Give back the entire listing verbatim.

__________________________________________________

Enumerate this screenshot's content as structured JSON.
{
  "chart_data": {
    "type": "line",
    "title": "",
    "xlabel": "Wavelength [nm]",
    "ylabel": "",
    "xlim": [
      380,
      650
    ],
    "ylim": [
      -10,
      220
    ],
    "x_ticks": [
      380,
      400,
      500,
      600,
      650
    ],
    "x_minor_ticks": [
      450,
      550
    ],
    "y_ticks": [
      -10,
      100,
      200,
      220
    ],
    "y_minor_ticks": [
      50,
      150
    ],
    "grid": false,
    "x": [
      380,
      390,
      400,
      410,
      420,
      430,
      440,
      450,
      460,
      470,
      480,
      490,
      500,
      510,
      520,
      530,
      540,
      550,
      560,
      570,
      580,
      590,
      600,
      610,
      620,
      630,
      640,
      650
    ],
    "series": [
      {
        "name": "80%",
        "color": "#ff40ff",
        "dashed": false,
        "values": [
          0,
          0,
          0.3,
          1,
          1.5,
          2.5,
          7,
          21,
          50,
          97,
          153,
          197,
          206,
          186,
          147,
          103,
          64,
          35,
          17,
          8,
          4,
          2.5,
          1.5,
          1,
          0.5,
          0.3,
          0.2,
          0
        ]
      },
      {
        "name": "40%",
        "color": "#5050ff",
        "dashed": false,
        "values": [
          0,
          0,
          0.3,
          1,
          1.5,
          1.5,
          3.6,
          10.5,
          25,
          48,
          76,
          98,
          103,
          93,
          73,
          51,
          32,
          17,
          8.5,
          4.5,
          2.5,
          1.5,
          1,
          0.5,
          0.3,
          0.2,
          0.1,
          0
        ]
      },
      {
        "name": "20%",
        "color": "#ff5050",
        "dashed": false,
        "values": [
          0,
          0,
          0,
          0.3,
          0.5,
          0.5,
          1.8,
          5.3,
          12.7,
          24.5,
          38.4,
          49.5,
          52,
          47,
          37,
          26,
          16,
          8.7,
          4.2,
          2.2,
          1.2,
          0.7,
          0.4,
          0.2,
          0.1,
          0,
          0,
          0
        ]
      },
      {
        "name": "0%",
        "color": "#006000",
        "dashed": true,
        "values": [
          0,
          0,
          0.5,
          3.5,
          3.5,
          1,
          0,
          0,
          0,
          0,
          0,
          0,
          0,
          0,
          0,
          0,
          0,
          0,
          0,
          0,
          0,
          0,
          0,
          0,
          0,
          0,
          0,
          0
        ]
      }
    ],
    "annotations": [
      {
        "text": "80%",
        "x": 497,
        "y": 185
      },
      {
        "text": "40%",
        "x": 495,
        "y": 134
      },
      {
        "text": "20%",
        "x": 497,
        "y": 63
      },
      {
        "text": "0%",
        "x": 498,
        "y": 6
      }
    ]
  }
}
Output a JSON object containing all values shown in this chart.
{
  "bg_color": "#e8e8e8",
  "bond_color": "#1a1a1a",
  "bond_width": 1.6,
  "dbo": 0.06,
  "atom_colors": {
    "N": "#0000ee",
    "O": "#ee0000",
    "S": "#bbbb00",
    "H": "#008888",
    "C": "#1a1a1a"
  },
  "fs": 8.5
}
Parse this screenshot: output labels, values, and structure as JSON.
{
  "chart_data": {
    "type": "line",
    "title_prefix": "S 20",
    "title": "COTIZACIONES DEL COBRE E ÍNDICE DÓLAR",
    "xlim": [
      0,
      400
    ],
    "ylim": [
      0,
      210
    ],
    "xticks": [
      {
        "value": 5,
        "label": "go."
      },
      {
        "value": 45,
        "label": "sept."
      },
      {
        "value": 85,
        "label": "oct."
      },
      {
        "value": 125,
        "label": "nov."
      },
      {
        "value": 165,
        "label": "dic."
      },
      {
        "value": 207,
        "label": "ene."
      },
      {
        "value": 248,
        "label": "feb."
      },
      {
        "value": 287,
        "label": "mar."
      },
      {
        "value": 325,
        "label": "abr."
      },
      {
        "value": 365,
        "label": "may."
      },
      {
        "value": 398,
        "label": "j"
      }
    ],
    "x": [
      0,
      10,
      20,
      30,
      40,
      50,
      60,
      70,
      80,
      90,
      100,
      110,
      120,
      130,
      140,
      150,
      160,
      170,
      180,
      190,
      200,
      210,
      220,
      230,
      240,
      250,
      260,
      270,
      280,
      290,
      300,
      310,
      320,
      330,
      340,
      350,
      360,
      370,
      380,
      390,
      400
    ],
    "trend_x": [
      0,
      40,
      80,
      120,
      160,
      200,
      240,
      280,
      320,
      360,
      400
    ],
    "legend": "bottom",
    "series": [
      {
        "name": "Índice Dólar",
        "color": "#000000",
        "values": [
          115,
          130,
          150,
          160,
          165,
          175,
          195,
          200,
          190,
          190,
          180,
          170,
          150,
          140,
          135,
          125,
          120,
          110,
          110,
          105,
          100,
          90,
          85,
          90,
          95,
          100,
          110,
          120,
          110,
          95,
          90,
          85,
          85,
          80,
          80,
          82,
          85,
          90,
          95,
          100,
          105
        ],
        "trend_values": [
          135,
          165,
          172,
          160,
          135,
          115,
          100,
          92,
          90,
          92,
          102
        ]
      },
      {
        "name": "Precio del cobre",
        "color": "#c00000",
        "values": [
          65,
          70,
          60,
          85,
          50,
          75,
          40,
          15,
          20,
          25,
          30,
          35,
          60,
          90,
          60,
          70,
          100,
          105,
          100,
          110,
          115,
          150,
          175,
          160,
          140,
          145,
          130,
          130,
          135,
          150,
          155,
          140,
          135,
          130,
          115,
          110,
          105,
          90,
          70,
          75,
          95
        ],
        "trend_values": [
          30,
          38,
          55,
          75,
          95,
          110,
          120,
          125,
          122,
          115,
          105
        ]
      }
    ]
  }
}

__________________________________________________

WRITTEN SOLUTION:
Enumerate this screenshot's content as structured JSON.
{
  "chart_data": {
    "type": "line",
    "title": "",
    "xlabel": "Wavelength [nm]",
    "ylabel": "",
    "xlim": [
      380,
      650
    ],
    "ylim": [
      -10,
      220
    ],
    "x_ticks": [
      380,
      400,
      500,
      600,
      650
    ],
    "x_minor_ticks": [
      450,
      550
    ],
    "y_ticks": [
      -10,
      100,
      200,
      220
    ],
    "y_minor_ticks": [
      50,
      150
    ],
    "grid": false,
    "x": [
      380,
      390,
      400,
      410,
      420,
      430,
      440,
      450,
      460,
      470,
      480,
      490,
      500,
      510,
      520,
      530,
      540,
      550,
      560,
      570,
      580,
      590,
      600,
      610,
      620,
      630,
      640,
      650
    ],
    "series": [
      {
        "name": "80%",
        "color": "#ff40ff",
        "dashed": false,
        "values": [
          0,
          0,
          0.3,
          1,
          1.5,
          2.5,
          7,
          21,
          50,
          97,
          153,
          197,
          206,
          186,
          147,
          103,
          64,
          35,
          17,
          8,
          4,
          2.5,
          1.5,
          1,
          0.5,
          0.3,
          0.2,
          0
        ]
      },
      {
        "name": "40%",
        "color": "#5050ff",
        "dashed": false,
        "values": [
          0,
          0,
          0.3,
          1,
          1.5,
          1.5,
          3.6,
          10.5,
          25,
          48,
          76,
          98,
          103,
          93,
          73,
          51,
          32,
          17,
          8.5,
          4.5,
          2.5,
          1.5,
          1,
          0.5,
          0.3,
          0.2,
          0.1,
          0
        ]
      },
      {
        "name": "20%",
        "color": "#ff5050",
        "dashed": false,
        "values": [
          0,
          0,
          0,
          0.3,
          0.5,
          0.5,
          1.8,
          5.3,
          12.7,
          24.5,
          38.4,
          49.5,
          52,
          47,
          37,
          26,
          16,
          8.7,
          4.2,
          2.2,
          1.2,
          0.7,
          0.4,
          0.2,
          0.1,
          0,
          0,
          0
        ]
      },
      {
        "name": "0%",
        "color": "#006000",
        "dashed": true,
        "values": [
          0,
          0,
          0.5,
          3.5,
          3.5,
          1,
          0,
          0,
          0,
          0,
          0,
          0,
          0,
          0,
          0,
          0,
          0,
          0,
          0,
          0,
          0,
          0,
          0,
          0,
          0,
          0,
          0,
          0
        ]
      }
    ],
    "annotations": [
      {
        "text": "80%",
        "x": 497,
        "y": 185
      },
      {
        "text": "40%",
        "x": 495,
        "y": 134
      },
      {
        "text": "20%",
        "x": 497,
        "y": 63
      },
      {
        "text": "0%",
        "x": 498,
        "y": 6
      }
    ]
  }
}
Output a JSON object containing all values shown in this chart.
{
  "bg_color": "#e8e8e8",
  "bond_color": "#1a1a1a",
  "bond_width": 1.6,
  "dbo": 0.06,
  "atom_colors": {
    "N": "#0000ee",
    "O": "#ee0000",
    "S": "#bbbb00",
    "H": "#008888",
    "C": "#1a1a1a"
  },
  "fs": 8.5
}
Parse this screenshot: output labels, values, and structure as JSON.
{
  "chart_data": {
    "type": "line",
    "title_prefix": "S 20",
    "title": "COTIZACIONES DEL COBRE E ÍNDICE DÓLAR",
    "xlim": [
      0,
      400
    ],
    "ylim": [
      0,
      210
    ],
    "xticks": [
      {
        "value": 5,
        "label": "go."
      },
      {
        "value": 45,
        "label": "sept."
      },
      {
        "value": 85,
        "label": "oct."
      },
      {
        "value": 125,
        "label": "nov."
      },
      {
        "value": 165,
        "label": "dic."
      },
      {
        "value": 207,
        "label": "ene."
      },
      {
        "value": 248,
        "label": "feb."
      },
      {
        "value": 287,
        "label": "mar."
      },
      {
        "value": 325,
        "label": "abr."
      },
      {
        "value": 365,
        "label": "may."
      },
      {
        "value": 398,
        "label": "j"
      }
    ],
    "x": [
      0,
      10,
      20,
      30,
      40,
      50,
      60,
      70,
      80,
      90,
      100,
      110,
      120,
      130,
      140,
      150,
      160,
      170,
      180,
      190,
      200,
      210,
      220,
      230,
      240,
      250,
      260,
      270,
      280,
      290,
      300,
      310,
      320,
      330,
      340,
      350,
      360,
      370,
      380,
      390,
      400
    ],
    "trend_x": [
      0,
      40,
      80,
      120,
      160,
      200,
      240,
      280,
      320,
      360,
      400
    ],
    "legend": "bottom",
    "series": [
      {
        "name": "Índice Dólar",
        "color": "#000000",
        "values": [
          115,
          130,
          150,
          160,
          165,
          175,
          195,
          200,
          190,
          190,
          180,
          170,
          150,
          140,
          135,
          125,
          120,
          110,
          110,
          105,
          100,
          90,
          85,
          90,
          95,
          100,
          110,
          120,
          110,
          95,
          90,
          85,
          85,
          80,
          80,
          82,
          85,
          90,
          95,
          100,
          105
        ],
        "trend_values": [
          135,
          165,
          172,
          160,
          135,
          115,
          100,
          92,
          90,
          92,
          102
        ]
      },
      {
        "name": "Precio del cobre",
        "color": "#c00000",
        "values": [
          65,
          70,
          60,
          85,
          50,
          75,
          40,
          15,
          20,
          25,
          30,
          35,
          60,
          90,
          60,
          70,
          100,
          105,
          100,
          110,
          115,
          150,
          175,
          160,
          140,
          145,
          130,
          130,
          135,
          150,
          155,
          140,
          135,
          130,
          115,
          110,
          105,
          90,
          70,
          75,
          95
        ],
        "trend_values": [
          30,
          38,
          55,
          75,
          95,
          110,
          120,
          125,
          122,
          115,
          105
        ]
      }
    ]
  }
}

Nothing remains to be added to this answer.